» WHAT IS ASKED: Transcribe every line, keeping it exact.

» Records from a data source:
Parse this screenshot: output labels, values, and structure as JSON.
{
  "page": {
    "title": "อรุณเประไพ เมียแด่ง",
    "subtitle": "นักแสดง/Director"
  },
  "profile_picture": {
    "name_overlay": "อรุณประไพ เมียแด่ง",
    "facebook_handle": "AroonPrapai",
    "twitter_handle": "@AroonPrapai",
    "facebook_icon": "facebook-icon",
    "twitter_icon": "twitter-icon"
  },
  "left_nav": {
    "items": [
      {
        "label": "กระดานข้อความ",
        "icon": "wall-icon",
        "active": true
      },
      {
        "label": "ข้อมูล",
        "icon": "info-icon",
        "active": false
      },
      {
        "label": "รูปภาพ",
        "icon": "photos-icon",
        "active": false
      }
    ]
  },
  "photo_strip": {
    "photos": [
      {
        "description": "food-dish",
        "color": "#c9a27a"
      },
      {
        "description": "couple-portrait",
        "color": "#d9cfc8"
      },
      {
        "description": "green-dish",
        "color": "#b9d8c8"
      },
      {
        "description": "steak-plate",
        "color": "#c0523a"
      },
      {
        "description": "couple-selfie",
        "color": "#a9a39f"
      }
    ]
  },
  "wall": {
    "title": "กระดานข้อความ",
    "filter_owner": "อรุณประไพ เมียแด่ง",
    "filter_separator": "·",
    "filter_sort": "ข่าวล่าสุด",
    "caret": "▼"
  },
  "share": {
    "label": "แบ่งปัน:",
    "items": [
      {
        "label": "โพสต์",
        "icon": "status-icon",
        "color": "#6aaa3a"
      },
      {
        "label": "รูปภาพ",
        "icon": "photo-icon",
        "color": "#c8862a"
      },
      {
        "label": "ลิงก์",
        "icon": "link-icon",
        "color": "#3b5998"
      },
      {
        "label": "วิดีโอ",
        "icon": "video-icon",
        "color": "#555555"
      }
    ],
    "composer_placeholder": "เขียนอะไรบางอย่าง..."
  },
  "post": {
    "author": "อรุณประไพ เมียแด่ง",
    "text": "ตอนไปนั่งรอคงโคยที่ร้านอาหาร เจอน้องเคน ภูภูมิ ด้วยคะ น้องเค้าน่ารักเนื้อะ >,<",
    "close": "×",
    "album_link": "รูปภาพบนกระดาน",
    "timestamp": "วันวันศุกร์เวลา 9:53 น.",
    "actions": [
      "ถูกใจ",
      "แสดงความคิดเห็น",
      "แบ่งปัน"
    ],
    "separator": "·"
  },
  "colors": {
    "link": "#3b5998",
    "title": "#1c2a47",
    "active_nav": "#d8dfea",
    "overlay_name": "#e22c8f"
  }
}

» RESULT OF THE TASK:
Parse this screenshot: output labels, values, and structure as JSON.
{
  "page": {
    "title": "อรุณเประไพ เมียแด่ง",
    "subtitle": "นักแสดง/Director"
  },
  "profile_picture": {
    "name_overlay": "อรุณประไพ เมียแด่ง",
    "facebook_handle": "AroonPrapai",
    "twitter_handle": "@AroonPrapai",
    "facebook_icon": "facebook-icon",
    "twitter_icon": "twitter-icon"
  },
  "left_nav": {
    "items": [
      {
        "label": "กระดานข้อความ",
        "icon": "wall-icon",
        "active": true
      },
      {
        "label": "ข้อมูล",
        "icon": "info-icon",
        "active": false
      },
      {
        "label": "รูปภาพ",
        "icon": "photos-icon",
        "active": false
      }
    ]
  },
  "photo_strip": {
    "photos": [
      {
        "description": "food-dish",
        "color": "#c9a27a"
      },
      {
        "description": "couple-portrait",
        "color": "#d9cfc8"
      },
      {
        "description": "green-dish",
        "color": "#b9d8c8"
      },
      {
        "description": "steak-plate",
        "color": "#c0523a"
      },
      {
        "description": "couple-selfie",
        "color": "#a9a39f"
      }
    ]
  },
  "wall": {
    "title": "กระดานข้อความ",
    "filter_owner": "อรุณประไพ เมียแด่ง",
    "filter_separator": "·",
    "filter_sort": "ข่าวล่าสุด",
    "caret": "▼"
  },
  "share": {
    "label": "แบ่งปัน:",
    "items": [
      {
        "label": "โพสต์",
        "icon": "status-icon",
        "color": "#6aaa3a"
      },
      {
        "label": "รูปภาพ",
        "icon": "photo-icon",
        "color": "#c8862a"
      },
      {
        "label": "ลิงก์",
        "icon": "link-icon",
        "color": "#3b5998"
      },
      {
        "label": "วิดีโอ",
        "icon": "video-icon",
        "color": "#555555"
      }
    ],
    "composer_placeholder": "เขียนอะไรบางอย่าง..."
  },
  "post": {
    "author": "อรุณประไพ เมียแด่ง",
    "text": "ตอนไปนั่งรอคงโคยที่ร้านอาหาร เจอน้องเคน ภูภูมิ ด้วยคะ น้องเค้าน่ารักเนื้อะ >,<",
    "close": "×",
    "album_link": "รูปภาพบนกระดาน",
    "timestamp": "วันวันศุกร์เวลา 9:53 น.",
    "actions": [
      "ถูกใจ",
      "แสดงความคิดเห็น",
      "แบ่งปัน"
    ],
    "separator": "·"
  },
  "colors": {
    "link": "#3b5998",
    "title": "#1c2a47",
    "active_nav": "#d8dfea",
    "overlay_name": "#e22c8f"
  }
}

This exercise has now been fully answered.